▸ **WORK REQUIRED**: Give the number of lines that include the word "centric", and nothing else.

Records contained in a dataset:

════

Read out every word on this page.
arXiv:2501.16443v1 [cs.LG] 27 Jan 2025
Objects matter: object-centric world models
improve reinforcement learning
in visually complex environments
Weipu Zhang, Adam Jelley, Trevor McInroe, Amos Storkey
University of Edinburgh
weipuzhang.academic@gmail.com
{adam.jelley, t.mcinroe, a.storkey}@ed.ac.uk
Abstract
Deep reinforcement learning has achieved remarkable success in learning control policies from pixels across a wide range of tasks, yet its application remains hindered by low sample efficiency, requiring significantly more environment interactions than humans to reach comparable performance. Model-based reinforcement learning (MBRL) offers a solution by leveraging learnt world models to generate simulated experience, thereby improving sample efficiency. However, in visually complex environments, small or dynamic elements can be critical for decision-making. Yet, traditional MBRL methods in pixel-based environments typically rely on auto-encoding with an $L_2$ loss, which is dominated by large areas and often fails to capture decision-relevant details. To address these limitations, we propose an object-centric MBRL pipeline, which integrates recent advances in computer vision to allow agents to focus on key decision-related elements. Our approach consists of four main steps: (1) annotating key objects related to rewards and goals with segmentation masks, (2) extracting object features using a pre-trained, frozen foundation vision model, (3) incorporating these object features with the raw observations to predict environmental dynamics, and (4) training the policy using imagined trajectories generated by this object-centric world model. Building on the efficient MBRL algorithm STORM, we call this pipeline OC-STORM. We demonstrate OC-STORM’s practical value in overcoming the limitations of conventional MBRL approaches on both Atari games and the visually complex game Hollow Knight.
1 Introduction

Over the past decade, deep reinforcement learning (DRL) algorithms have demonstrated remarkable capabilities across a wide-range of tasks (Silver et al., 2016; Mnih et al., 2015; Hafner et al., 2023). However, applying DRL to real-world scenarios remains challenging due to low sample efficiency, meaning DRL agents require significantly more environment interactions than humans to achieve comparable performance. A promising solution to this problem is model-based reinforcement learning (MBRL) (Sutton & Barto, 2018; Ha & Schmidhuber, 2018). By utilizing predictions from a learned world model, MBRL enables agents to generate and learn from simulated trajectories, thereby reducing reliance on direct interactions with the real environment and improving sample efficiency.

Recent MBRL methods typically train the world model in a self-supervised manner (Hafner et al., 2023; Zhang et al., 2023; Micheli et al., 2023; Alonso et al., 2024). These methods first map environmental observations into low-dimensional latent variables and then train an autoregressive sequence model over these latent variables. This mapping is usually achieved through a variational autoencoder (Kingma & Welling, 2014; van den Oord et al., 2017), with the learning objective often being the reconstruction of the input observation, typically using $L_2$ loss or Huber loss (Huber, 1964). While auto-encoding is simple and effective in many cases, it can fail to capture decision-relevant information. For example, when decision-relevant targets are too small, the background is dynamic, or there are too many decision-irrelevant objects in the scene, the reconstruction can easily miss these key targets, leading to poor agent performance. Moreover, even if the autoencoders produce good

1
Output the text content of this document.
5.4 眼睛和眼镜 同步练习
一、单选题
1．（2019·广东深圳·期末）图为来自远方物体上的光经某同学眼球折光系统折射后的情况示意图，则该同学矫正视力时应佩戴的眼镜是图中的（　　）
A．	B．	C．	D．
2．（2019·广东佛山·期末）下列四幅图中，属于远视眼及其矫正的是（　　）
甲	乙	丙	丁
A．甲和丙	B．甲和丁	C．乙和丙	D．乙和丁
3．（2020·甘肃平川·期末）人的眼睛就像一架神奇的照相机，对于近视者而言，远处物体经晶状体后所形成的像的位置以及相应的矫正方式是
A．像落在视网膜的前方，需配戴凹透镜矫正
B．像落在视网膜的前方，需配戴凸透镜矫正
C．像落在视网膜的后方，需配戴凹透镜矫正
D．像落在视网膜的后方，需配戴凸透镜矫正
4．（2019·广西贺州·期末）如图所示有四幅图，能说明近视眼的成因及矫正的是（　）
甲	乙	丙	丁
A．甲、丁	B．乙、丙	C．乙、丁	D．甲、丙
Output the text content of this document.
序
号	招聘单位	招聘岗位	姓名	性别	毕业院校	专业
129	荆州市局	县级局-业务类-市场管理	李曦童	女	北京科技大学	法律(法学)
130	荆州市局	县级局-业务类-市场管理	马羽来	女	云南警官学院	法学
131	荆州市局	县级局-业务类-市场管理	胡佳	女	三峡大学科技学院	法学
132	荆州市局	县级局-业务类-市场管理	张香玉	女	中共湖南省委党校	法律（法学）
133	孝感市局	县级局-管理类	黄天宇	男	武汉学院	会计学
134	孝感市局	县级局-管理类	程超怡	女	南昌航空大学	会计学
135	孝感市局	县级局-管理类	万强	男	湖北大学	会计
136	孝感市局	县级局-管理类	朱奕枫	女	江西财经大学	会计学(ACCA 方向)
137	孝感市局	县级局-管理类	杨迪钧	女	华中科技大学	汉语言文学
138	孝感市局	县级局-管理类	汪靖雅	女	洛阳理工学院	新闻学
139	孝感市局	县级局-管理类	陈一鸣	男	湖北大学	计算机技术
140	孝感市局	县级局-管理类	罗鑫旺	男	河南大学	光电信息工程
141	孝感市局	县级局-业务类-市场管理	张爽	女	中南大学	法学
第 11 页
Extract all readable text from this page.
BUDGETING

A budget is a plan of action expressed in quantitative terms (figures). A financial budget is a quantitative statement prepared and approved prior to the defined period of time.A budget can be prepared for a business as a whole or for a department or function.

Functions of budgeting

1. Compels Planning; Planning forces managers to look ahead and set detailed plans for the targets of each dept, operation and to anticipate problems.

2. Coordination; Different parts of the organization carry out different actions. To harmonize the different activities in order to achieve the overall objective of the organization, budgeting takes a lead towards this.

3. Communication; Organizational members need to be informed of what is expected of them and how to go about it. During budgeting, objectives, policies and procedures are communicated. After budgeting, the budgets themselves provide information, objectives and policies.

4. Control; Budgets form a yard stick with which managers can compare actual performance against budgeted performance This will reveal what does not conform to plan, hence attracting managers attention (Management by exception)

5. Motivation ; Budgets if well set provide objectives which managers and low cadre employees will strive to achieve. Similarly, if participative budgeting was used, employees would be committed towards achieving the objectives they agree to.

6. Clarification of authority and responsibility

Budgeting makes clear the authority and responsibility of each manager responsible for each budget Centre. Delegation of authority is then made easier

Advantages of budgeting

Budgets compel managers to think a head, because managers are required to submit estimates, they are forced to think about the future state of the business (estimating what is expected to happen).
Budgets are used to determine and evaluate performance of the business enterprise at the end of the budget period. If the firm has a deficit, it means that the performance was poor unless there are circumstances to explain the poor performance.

════

▸ **TASK RESULT**: 2